─── DATA TO USE

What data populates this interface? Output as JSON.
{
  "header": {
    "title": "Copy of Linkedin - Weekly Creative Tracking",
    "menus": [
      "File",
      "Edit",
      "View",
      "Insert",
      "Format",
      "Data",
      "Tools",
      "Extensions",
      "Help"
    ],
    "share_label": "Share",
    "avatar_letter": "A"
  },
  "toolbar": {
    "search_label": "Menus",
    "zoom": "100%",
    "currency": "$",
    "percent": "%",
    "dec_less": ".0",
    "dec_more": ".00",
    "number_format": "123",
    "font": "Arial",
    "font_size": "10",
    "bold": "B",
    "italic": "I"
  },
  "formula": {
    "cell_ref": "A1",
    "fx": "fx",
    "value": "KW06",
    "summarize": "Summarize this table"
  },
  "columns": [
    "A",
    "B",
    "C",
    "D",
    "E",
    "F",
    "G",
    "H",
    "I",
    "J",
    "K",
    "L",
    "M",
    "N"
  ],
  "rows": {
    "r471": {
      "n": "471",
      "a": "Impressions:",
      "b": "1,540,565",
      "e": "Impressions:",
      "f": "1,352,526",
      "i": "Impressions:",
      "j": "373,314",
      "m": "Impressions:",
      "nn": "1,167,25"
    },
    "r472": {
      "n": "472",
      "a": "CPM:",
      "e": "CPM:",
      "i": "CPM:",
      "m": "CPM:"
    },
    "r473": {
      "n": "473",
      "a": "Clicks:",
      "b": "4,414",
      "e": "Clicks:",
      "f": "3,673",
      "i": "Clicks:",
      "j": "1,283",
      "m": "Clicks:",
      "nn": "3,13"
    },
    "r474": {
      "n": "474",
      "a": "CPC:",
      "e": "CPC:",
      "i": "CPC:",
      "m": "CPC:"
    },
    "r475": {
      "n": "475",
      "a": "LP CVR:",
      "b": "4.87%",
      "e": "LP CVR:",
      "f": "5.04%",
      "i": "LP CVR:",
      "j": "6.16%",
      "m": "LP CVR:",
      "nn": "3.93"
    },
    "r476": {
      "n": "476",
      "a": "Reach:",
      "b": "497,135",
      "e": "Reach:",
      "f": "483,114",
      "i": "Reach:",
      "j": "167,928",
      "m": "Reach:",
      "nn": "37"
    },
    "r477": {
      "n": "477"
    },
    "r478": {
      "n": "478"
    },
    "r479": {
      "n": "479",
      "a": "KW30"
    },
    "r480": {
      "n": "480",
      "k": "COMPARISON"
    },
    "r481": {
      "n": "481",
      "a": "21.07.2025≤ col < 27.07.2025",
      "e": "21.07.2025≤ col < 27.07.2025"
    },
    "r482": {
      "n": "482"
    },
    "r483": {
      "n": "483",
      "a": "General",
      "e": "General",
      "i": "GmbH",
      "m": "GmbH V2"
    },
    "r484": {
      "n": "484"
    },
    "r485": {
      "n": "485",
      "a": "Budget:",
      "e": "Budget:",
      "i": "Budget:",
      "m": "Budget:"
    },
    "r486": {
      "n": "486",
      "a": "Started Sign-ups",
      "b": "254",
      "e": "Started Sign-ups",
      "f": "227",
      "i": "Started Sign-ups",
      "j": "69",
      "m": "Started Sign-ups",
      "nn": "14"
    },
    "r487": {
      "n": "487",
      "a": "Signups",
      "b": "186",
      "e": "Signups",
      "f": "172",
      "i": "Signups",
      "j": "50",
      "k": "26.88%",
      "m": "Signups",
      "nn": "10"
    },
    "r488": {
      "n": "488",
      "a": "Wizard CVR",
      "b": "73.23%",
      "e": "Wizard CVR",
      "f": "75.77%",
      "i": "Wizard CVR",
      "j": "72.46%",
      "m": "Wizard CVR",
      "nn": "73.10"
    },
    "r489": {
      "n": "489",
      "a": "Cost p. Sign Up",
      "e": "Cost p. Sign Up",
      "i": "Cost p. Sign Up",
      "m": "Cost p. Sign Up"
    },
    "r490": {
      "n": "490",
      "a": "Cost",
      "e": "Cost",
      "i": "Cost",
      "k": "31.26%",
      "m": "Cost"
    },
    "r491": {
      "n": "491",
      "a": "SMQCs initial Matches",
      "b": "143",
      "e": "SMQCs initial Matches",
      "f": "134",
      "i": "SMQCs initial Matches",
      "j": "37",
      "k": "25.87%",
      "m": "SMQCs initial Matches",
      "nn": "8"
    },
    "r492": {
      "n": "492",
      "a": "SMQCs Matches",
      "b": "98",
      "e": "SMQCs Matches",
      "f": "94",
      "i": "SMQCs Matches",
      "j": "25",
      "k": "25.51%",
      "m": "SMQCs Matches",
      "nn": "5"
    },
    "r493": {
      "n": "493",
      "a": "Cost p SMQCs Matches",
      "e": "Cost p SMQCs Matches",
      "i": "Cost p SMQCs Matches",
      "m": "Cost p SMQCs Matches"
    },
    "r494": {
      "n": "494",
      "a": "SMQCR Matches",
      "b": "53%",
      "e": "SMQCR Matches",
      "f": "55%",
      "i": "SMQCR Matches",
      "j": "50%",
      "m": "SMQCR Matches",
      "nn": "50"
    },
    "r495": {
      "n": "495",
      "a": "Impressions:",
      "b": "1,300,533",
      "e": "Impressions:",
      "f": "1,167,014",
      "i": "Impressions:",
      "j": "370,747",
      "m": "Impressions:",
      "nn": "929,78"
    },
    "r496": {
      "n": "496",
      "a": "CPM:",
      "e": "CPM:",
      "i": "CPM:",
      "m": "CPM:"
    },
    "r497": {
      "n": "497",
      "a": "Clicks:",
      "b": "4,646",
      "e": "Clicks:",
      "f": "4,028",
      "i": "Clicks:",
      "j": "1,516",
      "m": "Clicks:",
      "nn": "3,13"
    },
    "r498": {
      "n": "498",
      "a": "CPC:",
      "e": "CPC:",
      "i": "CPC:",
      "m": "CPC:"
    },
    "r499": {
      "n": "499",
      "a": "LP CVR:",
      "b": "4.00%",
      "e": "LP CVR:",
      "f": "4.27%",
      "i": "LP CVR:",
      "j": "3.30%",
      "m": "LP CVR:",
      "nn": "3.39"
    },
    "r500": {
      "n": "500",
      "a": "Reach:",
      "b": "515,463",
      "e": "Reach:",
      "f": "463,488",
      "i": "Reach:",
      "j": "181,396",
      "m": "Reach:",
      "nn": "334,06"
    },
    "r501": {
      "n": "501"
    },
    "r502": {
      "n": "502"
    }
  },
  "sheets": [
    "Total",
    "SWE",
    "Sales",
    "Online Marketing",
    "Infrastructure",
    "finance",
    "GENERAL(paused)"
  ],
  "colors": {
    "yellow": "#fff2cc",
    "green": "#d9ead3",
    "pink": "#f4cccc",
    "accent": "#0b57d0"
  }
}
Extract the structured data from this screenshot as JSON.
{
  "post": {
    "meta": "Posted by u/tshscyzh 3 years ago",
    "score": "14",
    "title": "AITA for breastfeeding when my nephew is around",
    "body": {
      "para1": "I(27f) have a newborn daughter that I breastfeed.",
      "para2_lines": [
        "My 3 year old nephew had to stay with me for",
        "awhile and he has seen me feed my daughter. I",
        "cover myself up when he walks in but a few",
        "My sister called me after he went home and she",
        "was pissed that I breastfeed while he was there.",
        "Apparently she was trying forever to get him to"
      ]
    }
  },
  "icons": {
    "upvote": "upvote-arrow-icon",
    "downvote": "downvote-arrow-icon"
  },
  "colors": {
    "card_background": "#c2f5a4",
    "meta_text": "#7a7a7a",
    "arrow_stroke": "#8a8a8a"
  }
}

──────

EXERCISE DESCRIPTION:
Reproduce every line above without error.

EXERCISE RESULT:
What data populates this interface? Output as JSON.
{
  "header": {
    "title": "Copy of Linkedin - Weekly Creative Tracking",
    "menus": [
      "File",
      "Edit",
      "View",
      "Insert",
      "Format",
      "Data",
      "Tools",
      "Extensions",
      "Help"
    ],
    "share_label": "Share",
    "avatar_letter": "A"
  },
  "toolbar": {
    "search_label": "Menus",
    "zoom": "100%",
    "currency": "$",
    "percent": "%",
    "dec_less": ".0",
    "dec_more": ".00",
    "number_format": "123",
    "font": "Arial",
    "font_size": "10",
    "bold": "B",
    "italic": "I"
  },
  "formula": {
    "cell_ref": "A1",
    "fx": "fx",
    "value": "KW06",
    "summarize": "Summarize this table"
  },
  "columns": [
    "A",
    "B",
    "C",
    "D",
    "E",
    "F",
    "G",
    "H",
    "I",
    "J",
    "K",
    "L",
    "M",
    "N"
  ],
  "rows": {
    "r471": {
      "n": "471",
      "a": "Impressions:",
      "b": "1,540,565",
      "e": "Impressions:",
      "f": "1,352,526",
      "i": "Impressions:",
      "j": "373,314",
      "m": "Impressions:",
      "nn": "1,167,25"
    },
    "r472": {
      "n": "472",
      "a": "CPM:",
      "e": "CPM:",
      "i": "CPM:",
      "m": "CPM:"
    },
    "r473": {
      "n": "473",
      "a": "Clicks:",
      "b": "4,414",
      "e": "Clicks:",
      "f": "3,673",
      "i": "Clicks:",
      "j": "1,283",
      "m": "Clicks:",
      "nn": "3,13"
    },
    "r474": {
      "n": "474",
      "a": "CPC:",
      "e": "CPC:",
      "i": "CPC:",
      "m": "CPC:"
    },
    "r475": {
      "n": "475",
      "a": "LP CVR:",
      "b": "4.87%",
      "e": "LP CVR:",
      "f": "5.04%",
      "i": "LP CVR:",
      "j": "6.16%",
      "m": "LP CVR:",
      "nn": "3.93"
    },
    "r476": {
      "n": "476",
      "a": "Reach:",
      "b": "497,135",
      "e": "Reach:",
      "f": "483,114",
      "i": "Reach:",
      "j": "167,928",
      "m": "Reach:",
      "nn": "37"
    },
    "r477": {
      "n": "477"
    },
    "r478": {
      "n": "478"
    },
    "r479": {
      "n": "479",
      "a": "KW30"
    },
    "r480": {
      "n": "480",
      "k": "COMPARISON"
    },
    "r481": {
      "n": "481",
      "a": "21.07.2025≤ col < 27.07.2025",
      "e": "21.07.2025≤ col < 27.07.2025"
    },
    "r482": {
      "n": "482"
    },
    "r483": {
      "n": "483",
      "a": "General",
      "e": "General",
      "i": "GmbH",
      "m": "GmbH V2"
    },
    "r484": {
      "n": "484"
    },
    "r485": {
      "n": "485",
      "a": "Budget:",
      "e": "Budget:",
      "i": "Budget:",
      "m": "Budget:"
    },
    "r486": {
      "n": "486",
      "a": "Started Sign-ups",
      "b": "254",
      "e": "Started Sign-ups",
      "f": "227",
      "i": "Started Sign-ups",
      "j": "69",
      "m": "Started Sign-ups",
      "nn": "14"
    },
    "r487": {
      "n": "487",
      "a": "Signups",
      "b": "186",
      "e": "Signups",
      "f": "172",
      "i": "Signups",
      "j": "50",
      "k": "26.88%",
      "m": "Signups",
      "nn": "10"
    },
    "r488": {
      "n": "488",
      "a": "Wizard CVR",
      "b": "73.23%",
      "e": "Wizard CVR",
      "f": "75.77%",
      "i": "Wizard CVR",
      "j": "72.46%",
      "m": "Wizard CVR",
      "nn": "73.10"
    },
    "r489": {
      "n": "489",
      "a": "Cost p. Sign Up",
      "e": "Cost p. Sign Up",
      "i": "Cost p. Sign Up",
      "m": "Cost p. Sign Up"
    },
    "r490": {
      "n": "490",
      "a": "Cost",
      "e": "Cost",
      "i": "Cost",
      "k": "31.26%",
      "m": "Cost"
    },
    "r491": {
      "n": "491",
      "a": "SMQCs initial Matches",
      "b": "143",
      "e": "SMQCs initial Matches",
      "f": "134",
      "i": "SMQCs initial Matches",
      "j": "37",
      "k": "25.87%",
      "m": "SMQCs initial Matches",
      "nn": "8"
    },
    "r492": {
      "n": "492",
      "a": "SMQCs Matches",
      "b": "98",
      "e": "SMQCs Matches",
      "f": "94",
      "i": "SMQCs Matches",
      "j": "25",
      "k": "25.51%",
      "m": "SMQCs Matches",
      "nn": "5"
    },
    "r493": {
      "n": "493",
      "a": "Cost p SMQCs Matches",
      "e": "Cost p SMQCs Matches",
      "i": "Cost p SMQCs Matches",
      "m": "Cost p SMQCs Matches"
    },
    "r494": {
      "n": "494",
      "a": "SMQCR Matches",
      "b": "53%",
      "e": "SMQCR Matches",
      "f": "55%",
      "i": "SMQCR Matches",
      "j": "50%",
      "m": "SMQCR Matches",
      "nn": "50"
    },
    "r495": {
      "n": "495",
      "a": "Impressions:",
      "b": "1,300,533",
      "e": "Impressions:",
      "f": "1,167,014",
      "i": "Impressions:",
      "j": "370,747",
      "m": "Impressions:",
      "nn": "929,78"
    },
    "r496": {
      "n": "496",
      "a": "CPM:",
      "e": "CPM:",
      "i": "CPM:",
      "m": "CPM:"
    },
    "r497": {
      "n": "497",
      "a": "Clicks:",
      "b": "4,646",
      "e": "Clicks:",
      "f": "4,028",
      "i": "Clicks:",
      "j": "1,516",
      "m": "Clicks:",
      "nn": "3,13"
    },
    "r498": {
      "n": "498",
      "a": "CPC:",
      "e": "CPC:",
      "i": "CPC:",
      "m": "CPC:"
    },
    "r499": {
      "n": "499",
      "a": "LP CVR:",
      "b": "4.00%",
      "e": "LP CVR:",
      "f": "4.27%",
      "i": "LP CVR:",
      "j": "3.30%",
      "m": "LP CVR:",
      "nn": "3.39"
    },
    "r500": {
      "n": "500",
      "a": "Reach:",
      "b": "515,463",
      "e": "Reach:",
      "f": "463,488",
      "i": "Reach:",
      "j": "181,396",
      "m": "Reach:",
      "nn": "334,06"
    },
    "r501": {
      "n": "501"
    },
    "r502": {
      "n": "502"
    }
  },
  "sheets": [
    "Total",
    "SWE",
    "Sales",
    "Online Marketing",
    "Infrastructure",
    "finance",
    "GENERAL(paused)"
  ],
  "colors": {
    "yellow": "#fff2cc",
    "green": "#d9ead3",
    "pink": "#f4cccc",
    "accent": "#0b57d0"
  }
}
Extract the structured data from this screenshot as JSON.
{
  "post": {
    "meta": "Posted by u/tshscyzh 3 years ago",
    "score": "14",
    "title": "AITA for breastfeeding when my nephew is around",
    "body": {
      "para1": "I(27f) have a newborn daughter that I breastfeed.",
      "para2_lines": [
        "My 3 year old nephew had to stay with me for",
        "awhile and he has seen me feed my daughter. I",
        "cover myself up when he walks in but a few",
        "My sister called me after he went home and she",
        "was pissed that I breastfeed while he was there.",
        "Apparently she was trying forever to get him to"
      ]
    }
  },
  "icons": {
    "upvote": "upvote-arrow-icon",
    "downvote": "downvote-arrow-icon"
  },
  "colors": {
    "card_background": "#c2f5a4",
    "meta_text": "#7a7a7a",
    "arrow_stroke": "#8a8a8a"
  }
}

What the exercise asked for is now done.